EXERCISE INPUT:
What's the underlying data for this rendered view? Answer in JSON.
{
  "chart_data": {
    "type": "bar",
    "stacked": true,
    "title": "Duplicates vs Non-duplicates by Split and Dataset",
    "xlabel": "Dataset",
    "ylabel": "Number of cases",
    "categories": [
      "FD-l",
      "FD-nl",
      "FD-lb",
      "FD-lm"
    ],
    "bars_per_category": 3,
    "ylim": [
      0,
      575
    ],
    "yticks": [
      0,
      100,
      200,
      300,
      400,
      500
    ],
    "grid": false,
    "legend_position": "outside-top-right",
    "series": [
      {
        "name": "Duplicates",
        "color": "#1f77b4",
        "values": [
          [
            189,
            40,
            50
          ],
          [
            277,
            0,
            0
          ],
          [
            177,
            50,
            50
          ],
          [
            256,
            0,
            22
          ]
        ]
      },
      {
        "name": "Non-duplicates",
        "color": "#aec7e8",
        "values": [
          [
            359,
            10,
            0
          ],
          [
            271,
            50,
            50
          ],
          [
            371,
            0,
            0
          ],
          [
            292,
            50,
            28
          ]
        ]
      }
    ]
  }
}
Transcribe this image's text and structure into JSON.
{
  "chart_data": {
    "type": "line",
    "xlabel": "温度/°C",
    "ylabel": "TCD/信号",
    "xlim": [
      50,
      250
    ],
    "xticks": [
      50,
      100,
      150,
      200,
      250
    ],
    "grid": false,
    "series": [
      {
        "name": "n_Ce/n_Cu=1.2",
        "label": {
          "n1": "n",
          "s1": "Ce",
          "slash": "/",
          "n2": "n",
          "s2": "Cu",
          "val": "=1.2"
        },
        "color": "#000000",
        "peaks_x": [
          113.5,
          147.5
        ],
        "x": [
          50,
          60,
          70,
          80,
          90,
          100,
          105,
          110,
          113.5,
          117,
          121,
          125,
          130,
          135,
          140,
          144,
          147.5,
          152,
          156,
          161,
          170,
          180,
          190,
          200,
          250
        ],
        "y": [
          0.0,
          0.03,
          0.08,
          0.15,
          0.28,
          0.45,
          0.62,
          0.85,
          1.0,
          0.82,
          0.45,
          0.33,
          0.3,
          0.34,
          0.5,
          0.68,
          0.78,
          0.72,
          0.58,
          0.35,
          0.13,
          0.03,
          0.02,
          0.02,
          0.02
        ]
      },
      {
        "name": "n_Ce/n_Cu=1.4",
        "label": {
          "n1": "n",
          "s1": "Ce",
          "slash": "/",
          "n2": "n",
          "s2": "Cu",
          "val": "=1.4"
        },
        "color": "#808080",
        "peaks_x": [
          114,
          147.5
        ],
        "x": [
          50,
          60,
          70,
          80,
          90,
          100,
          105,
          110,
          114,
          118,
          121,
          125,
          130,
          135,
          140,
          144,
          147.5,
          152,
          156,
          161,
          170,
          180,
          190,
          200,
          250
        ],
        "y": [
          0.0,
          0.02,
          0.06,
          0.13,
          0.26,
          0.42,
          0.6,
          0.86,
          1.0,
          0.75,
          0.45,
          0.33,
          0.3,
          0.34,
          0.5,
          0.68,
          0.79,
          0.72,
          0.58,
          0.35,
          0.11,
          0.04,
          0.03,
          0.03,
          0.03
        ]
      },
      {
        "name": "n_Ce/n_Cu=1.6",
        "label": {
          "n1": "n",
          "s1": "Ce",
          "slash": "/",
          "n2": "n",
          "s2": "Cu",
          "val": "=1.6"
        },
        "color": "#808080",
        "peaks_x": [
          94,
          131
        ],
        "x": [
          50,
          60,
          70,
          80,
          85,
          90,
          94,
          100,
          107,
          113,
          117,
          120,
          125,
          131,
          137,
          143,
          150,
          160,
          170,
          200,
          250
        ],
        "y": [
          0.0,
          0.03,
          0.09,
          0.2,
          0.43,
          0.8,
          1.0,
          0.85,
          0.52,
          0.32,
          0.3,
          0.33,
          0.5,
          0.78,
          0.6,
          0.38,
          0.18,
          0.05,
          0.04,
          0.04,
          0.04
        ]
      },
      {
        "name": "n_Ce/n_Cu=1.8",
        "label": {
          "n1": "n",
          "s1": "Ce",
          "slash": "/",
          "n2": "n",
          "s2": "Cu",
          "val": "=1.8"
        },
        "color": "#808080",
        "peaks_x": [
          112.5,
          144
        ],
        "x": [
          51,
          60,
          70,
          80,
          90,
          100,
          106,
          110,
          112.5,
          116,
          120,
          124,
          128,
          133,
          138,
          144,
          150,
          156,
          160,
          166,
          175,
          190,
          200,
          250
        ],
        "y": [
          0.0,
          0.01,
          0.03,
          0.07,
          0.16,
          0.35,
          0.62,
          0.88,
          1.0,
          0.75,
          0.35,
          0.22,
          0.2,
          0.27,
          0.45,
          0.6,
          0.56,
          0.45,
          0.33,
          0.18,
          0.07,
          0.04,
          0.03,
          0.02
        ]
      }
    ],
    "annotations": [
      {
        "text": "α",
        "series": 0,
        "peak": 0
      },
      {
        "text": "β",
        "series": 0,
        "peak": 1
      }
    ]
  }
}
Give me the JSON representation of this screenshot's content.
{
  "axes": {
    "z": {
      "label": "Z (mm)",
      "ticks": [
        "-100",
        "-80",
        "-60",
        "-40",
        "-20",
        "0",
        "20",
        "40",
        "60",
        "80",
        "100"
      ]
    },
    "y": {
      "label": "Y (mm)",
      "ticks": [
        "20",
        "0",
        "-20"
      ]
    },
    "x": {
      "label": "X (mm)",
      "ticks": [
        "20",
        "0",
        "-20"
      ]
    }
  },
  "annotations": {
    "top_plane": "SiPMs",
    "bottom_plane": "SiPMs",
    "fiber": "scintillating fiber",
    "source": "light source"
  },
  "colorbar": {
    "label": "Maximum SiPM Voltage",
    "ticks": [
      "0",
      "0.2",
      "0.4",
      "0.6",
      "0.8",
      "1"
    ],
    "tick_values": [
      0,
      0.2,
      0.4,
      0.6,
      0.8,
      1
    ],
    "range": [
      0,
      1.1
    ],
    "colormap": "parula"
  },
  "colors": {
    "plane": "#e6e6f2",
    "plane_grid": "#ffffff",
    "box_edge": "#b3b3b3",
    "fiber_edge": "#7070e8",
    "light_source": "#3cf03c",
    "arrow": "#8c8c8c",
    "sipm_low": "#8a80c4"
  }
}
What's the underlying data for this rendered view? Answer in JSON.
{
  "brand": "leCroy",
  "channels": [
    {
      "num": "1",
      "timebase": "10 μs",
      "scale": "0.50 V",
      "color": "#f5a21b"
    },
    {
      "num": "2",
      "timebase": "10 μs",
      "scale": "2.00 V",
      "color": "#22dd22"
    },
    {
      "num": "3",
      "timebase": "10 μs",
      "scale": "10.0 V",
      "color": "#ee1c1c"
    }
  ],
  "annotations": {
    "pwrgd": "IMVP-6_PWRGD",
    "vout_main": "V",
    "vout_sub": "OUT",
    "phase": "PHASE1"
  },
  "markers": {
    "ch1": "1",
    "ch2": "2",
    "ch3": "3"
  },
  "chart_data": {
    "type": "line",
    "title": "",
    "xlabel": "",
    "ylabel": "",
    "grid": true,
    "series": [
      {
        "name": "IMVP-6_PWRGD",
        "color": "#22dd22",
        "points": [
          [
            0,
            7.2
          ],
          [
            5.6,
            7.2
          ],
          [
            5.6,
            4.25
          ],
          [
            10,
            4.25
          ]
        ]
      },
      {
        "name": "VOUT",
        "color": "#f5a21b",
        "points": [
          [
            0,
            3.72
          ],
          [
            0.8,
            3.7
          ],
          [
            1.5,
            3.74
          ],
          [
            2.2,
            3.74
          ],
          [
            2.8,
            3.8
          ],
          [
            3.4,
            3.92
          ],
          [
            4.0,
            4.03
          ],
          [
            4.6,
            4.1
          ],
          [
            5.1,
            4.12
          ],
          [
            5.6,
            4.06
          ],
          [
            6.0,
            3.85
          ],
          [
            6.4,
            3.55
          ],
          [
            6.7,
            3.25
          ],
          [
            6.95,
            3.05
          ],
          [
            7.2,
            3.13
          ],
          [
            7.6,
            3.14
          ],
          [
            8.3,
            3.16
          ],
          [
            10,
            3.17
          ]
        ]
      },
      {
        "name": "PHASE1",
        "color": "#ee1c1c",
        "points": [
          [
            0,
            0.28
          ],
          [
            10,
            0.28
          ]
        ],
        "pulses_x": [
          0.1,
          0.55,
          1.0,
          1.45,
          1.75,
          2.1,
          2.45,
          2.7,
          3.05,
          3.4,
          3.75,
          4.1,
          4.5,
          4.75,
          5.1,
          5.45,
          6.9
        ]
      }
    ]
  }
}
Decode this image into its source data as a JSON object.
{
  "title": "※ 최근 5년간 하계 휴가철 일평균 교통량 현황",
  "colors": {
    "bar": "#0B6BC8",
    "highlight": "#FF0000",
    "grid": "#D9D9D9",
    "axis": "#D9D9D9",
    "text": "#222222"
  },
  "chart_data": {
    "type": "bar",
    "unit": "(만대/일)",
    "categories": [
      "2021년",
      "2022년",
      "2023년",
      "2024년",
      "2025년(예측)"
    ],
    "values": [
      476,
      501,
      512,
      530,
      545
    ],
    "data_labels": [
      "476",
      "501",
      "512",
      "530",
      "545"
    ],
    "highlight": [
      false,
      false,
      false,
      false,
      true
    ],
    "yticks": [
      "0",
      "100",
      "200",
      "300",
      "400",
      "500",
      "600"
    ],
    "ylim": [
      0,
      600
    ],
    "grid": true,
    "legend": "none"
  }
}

WHAT THE EXERCISE ASKS: Beginning at the line that contains "Decode this image", retype each line of the listing up to and including the last one, exactly as it stands, and nothing else.

COMPLETED TASK:
Decode this image into its source data as a JSON object.
{
  "title": "※ 최근 5년간 하계 휴가철 일평균 교통량 현황",
  "colors": {
    "bar": "#0B6BC8",
    "highlight": "#FF0000",
    "grid": "#D9D9D9",
    "axis": "#D9D9D9",
    "text": "#222222"
  },
  "chart_data": {
    "type": "bar",
    "unit": "(만대/일)",
    "categories": [
      "2021년",
      "2022년",
      "2023년",
      "2024년",
      "2025년(예측)"
    ],
    "values": [
      476,
      501,
      512,
      530,
      545
    ],
    "data_labels": [
      "476",
      "501",
      "512",
      "530",
      "545"
    ],
    "highlight": [
      false,
      false,
      false,
      false,
      true
    ],
    "yticks": [
      "0",
      "100",
      "200",
      "300",
      "400",
      "500",
      "600"
    ],
    "ylim": [
      0,
      600
    ],
    "grid": true,
    "legend": "none"
  }
}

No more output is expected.